* [WRITTEN REQUEST]: Look through the material below for "title". Copy every line that contains it.

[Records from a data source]
# # #

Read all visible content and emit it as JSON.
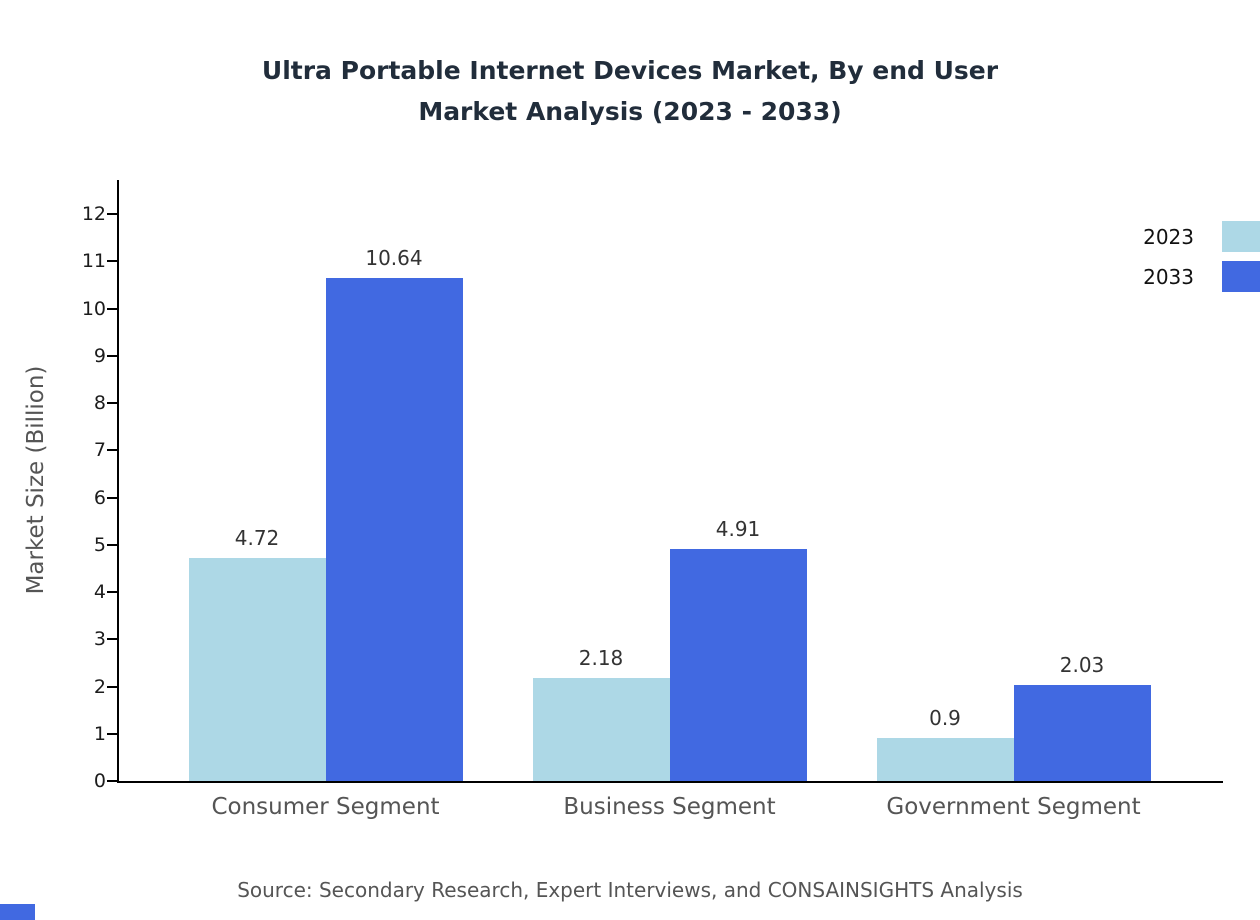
{
  "title": {
    "line1": "Ultra Portable Internet Devices Market, By end User",
    "line2": "Market Analysis (2023 - 2033)"
  },
  "source_text": "Source: Secondary Research, Expert Interviews, and CONSAINSIGHTS Analysis",
  "chart_data": {
    "type": "bar",
    "title": "Ultra Portable Internet Devices Market, By end User Market Analysis (2023 - 2033)",
    "categories": [
      "Consumer Segment",
      "Business Segment",
      "Government Segment"
    ],
    "series": [
      {
        "name": "2023",
        "color": "#ADD8E6",
        "values": [
          4.72,
          2.18,
          0.9
        ]
      },
      {
        "name": "2033",
        "color": "#4169E1",
        "values": [
          10.64,
          4.91,
          2.03
        ]
      }
    ],
    "xlabel": "",
    "ylabel": "Market Size (Billion)",
    "ylim": [
      0,
      12
    ],
    "yticks": [
      0,
      1,
      2,
      3,
      4,
      5,
      6,
      7,
      8,
      9,
      10,
      11,
      12
    ],
    "grid": false,
    "legend_position": "top-right",
    "axis_color": "#000000",
    "value_label_color": "#333333"
  }
}
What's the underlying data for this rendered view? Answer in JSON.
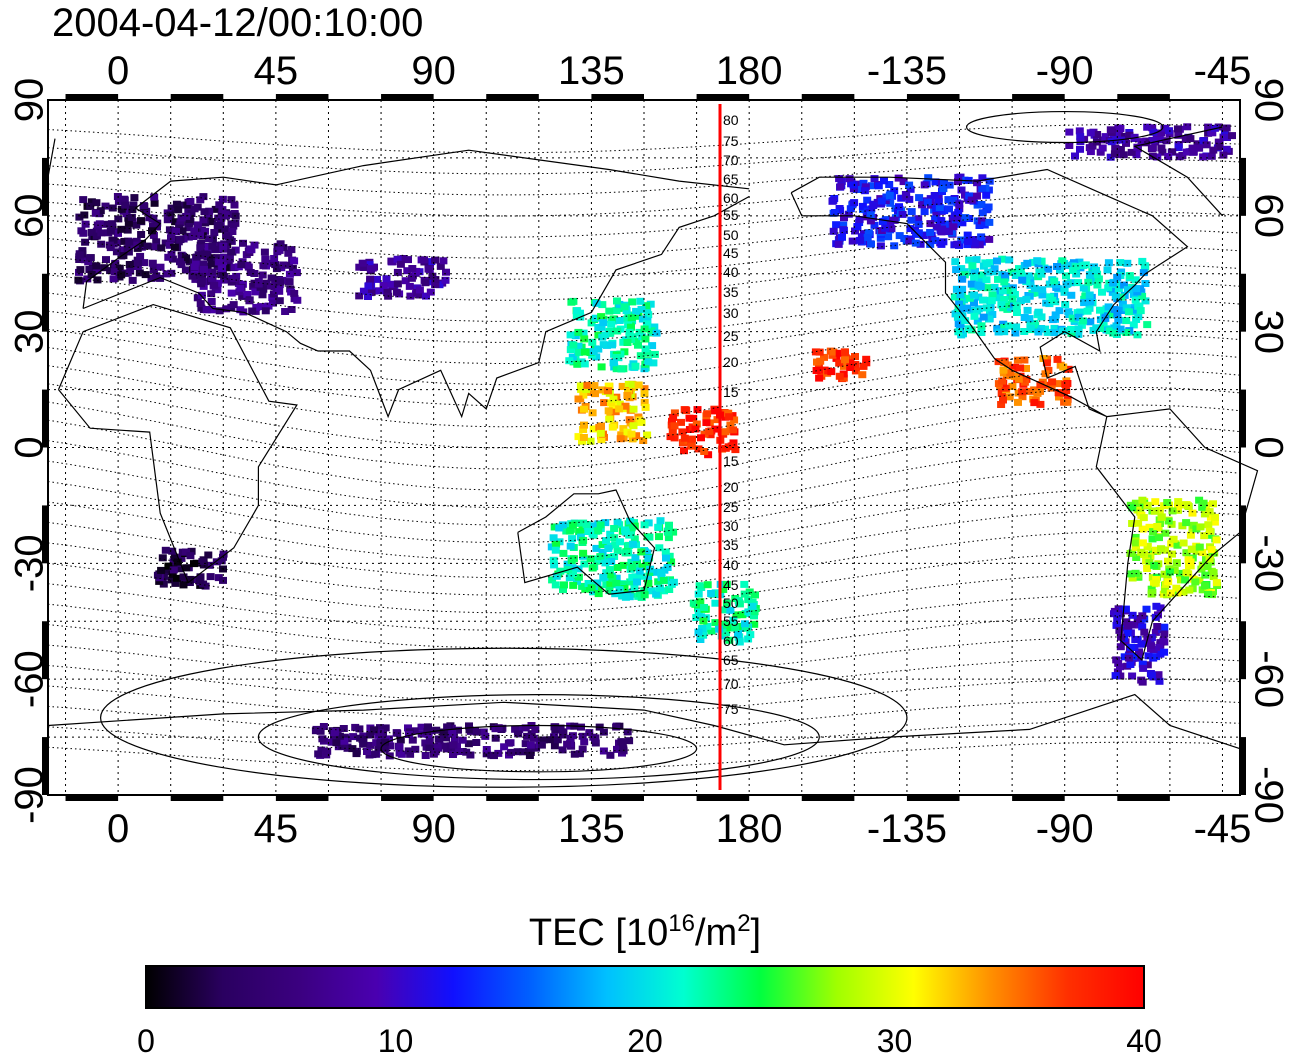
{
  "title": "2004-04-12/00:10:00",
  "x_ticks_top": [
    "0",
    "45",
    "90",
    "135",
    "180",
    "-135",
    "-90",
    "-45"
  ],
  "x_ticks_bottom": [
    "0",
    "45",
    "90",
    "135",
    "180",
    "-135",
    "-90",
    "-45"
  ],
  "y_ticks_left": [
    "90",
    "60",
    "30",
    "0",
    "-30",
    "-60",
    "-90"
  ],
  "y_ticks_right": [
    "90",
    "60",
    "30",
    "0",
    "-30",
    "-60",
    "-90"
  ],
  "meridian_labels_upper": [
    "80",
    "75",
    "70",
    "65",
    "60",
    "55",
    "50",
    "45",
    "40",
    "35",
    "30",
    "25",
    "20",
    "15"
  ],
  "meridian_labels_lower": [
    "15",
    "20",
    "25",
    "30",
    "35",
    "40",
    "45",
    "50",
    "55",
    "60",
    "65",
    "70",
    "75"
  ],
  "colorbar": {
    "label_main": "TEC  [10",
    "label_exp": "16",
    "label_unit": "/m",
    "label_exp2": "2",
    "label_end": "]",
    "ticks": [
      "0",
      "10",
      "20",
      "30",
      "40"
    ],
    "min": 0,
    "max": 40,
    "colormap": [
      "#000000",
      "#2a0060",
      "#3b0080",
      "#4a00b0",
      "#1010ff",
      "#0060ff",
      "#00c0ff",
      "#00ffd0",
      "#00ff40",
      "#a0ff00",
      "#ffff00",
      "#ff9000",
      "#ff3000",
      "#ff0000"
    ]
  },
  "meridian_line_color": "#ff0000",
  "map_projection": "equirectangular",
  "lon_range": [
    -20,
    320
  ],
  "lat_range": [
    -90,
    90
  ],
  "chart_data": {
    "type": "heatmap",
    "title": "2004-04-12/00:10:00",
    "xlabel": "",
    "ylabel": "",
    "xlim": [
      -20,
      320
    ],
    "ylim": [
      -90,
      90
    ],
    "colorbar_label": "TEC  [10^16/m^2]",
    "colorbar_range": [
      0,
      40
    ],
    "regions": [
      {
        "lon": 10,
        "lat": 55,
        "tec": 4,
        "w": 45,
        "h": 22
      },
      {
        "lon": 35,
        "lat": 45,
        "tec": 6,
        "w": 30,
        "h": 18
      },
      {
        "lon": 80,
        "lat": 45,
        "tec": 8,
        "w": 25,
        "h": 10
      },
      {
        "lon": 140,
        "lat": 30,
        "tec": 22,
        "w": 25,
        "h": 18
      },
      {
        "lon": 140,
        "lat": 10,
        "tec": 32,
        "w": 20,
        "h": 15
      },
      {
        "lon": 165,
        "lat": 5,
        "tec": 38,
        "w": 20,
        "h": 12
      },
      {
        "lon": 140,
        "lat": -28,
        "tec": 22,
        "w": 35,
        "h": 20
      },
      {
        "lon": 172,
        "lat": -42,
        "tec": 22,
        "w": 18,
        "h": 15
      },
      {
        "lon": 225,
        "lat": 62,
        "tec": 12,
        "w": 45,
        "h": 18
      },
      {
        "lon": 265,
        "lat": 40,
        "tec": 20,
        "w": 55,
        "h": 20
      },
      {
        "lon": 260,
        "lat": 18,
        "tec": 36,
        "w": 20,
        "h": 12
      },
      {
        "lon": 205,
        "lat": 22,
        "tec": 38,
        "w": 15,
        "h": 8
      },
      {
        "lon": 300,
        "lat": -25,
        "tec": 28,
        "w": 25,
        "h": 25
      },
      {
        "lon": 290,
        "lat": -50,
        "tec": 10,
        "w": 15,
        "h": 20
      },
      {
        "lon": 20,
        "lat": -30,
        "tec": 3,
        "w": 20,
        "h": 10
      },
      {
        "lon": 100,
        "lat": -75,
        "tec": 5,
        "w": 90,
        "h": 8
      },
      {
        "lon": 300,
        "lat": 80,
        "tec": 8,
        "w": 60,
        "h": 8
      }
    ]
  }
}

# # #

* [TASK ANSWER]:
  "title": {
    "title": "Ultra Portable Internet Devices Market, By end User Market Analysis (2023 - 2033)",
  "title": "2004-04-12/00:10:00",
    "title": "2004-04-12/00:10:00",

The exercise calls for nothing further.